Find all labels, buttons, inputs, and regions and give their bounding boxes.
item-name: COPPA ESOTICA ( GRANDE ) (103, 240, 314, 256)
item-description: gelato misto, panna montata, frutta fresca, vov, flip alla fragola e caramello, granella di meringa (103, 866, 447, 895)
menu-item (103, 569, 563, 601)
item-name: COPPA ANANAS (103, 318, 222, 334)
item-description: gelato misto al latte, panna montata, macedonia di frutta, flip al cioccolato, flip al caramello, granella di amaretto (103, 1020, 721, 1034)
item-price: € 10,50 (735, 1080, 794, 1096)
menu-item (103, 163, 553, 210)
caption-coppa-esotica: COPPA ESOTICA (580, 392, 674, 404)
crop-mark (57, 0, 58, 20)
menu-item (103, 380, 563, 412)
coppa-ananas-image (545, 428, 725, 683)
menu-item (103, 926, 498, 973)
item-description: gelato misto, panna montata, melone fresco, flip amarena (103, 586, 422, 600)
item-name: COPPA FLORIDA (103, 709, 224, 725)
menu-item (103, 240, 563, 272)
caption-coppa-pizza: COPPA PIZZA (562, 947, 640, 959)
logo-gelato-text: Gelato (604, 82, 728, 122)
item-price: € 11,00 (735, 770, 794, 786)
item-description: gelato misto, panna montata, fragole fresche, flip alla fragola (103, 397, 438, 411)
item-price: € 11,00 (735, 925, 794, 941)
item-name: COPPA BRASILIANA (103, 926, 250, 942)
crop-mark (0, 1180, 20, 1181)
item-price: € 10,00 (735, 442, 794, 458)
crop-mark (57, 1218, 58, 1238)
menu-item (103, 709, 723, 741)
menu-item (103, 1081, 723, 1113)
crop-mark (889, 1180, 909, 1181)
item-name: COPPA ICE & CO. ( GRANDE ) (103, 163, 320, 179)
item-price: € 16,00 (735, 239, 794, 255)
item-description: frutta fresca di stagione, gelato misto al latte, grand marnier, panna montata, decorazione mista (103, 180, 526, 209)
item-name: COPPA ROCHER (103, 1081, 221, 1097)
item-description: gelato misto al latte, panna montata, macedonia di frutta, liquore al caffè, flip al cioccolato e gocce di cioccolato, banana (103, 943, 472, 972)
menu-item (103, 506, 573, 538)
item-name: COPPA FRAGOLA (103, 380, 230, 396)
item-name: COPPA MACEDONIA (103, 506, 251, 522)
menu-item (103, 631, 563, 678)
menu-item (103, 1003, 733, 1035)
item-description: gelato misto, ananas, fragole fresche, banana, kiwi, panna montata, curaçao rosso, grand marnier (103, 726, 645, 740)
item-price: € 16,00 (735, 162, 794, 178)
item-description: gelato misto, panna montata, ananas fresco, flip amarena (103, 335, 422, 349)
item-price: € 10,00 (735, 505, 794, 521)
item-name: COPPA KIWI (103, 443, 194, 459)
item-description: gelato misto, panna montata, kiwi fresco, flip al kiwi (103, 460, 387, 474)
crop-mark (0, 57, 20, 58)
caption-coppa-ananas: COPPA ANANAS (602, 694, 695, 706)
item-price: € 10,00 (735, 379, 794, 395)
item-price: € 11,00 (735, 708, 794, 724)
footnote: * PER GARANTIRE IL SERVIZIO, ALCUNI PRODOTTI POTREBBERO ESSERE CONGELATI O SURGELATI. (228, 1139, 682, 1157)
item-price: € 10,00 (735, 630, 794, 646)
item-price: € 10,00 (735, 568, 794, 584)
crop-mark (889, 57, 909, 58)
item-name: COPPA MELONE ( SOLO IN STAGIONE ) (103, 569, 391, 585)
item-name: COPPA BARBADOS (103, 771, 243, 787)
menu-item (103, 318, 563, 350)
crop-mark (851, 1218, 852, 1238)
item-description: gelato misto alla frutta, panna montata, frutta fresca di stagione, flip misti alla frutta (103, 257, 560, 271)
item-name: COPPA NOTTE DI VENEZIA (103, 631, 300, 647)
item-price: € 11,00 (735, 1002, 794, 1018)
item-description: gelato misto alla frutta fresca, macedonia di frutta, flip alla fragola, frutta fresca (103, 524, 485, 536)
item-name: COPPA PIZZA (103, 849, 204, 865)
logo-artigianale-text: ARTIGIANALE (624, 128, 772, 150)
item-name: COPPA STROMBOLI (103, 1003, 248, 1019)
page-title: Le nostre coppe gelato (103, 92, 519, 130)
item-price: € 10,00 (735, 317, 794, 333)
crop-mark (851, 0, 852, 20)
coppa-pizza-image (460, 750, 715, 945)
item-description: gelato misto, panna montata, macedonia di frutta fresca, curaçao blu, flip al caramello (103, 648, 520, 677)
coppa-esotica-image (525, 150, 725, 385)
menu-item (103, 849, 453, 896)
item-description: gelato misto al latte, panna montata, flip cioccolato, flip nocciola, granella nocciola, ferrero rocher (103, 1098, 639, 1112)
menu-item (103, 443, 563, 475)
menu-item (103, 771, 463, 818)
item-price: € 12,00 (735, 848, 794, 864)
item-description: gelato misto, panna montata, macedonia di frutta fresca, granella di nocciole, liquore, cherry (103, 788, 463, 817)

■ **WORK INSTRUCTIONS**:
Find every line in the listing above that contains the string "curaçao" and copy each one out in full. Case counts.

■ **COMPLETED TASK**:
item-description: gelato misto, ananas, fragole fresche, banana, kiwi, panna montata, curaçao rosso, grand marnier (103, 726, 645, 740)
item-description: gelato misto, panna montata, macedonia di frutta fresca, curaçao blu, flip al caramello (103, 648, 520, 677)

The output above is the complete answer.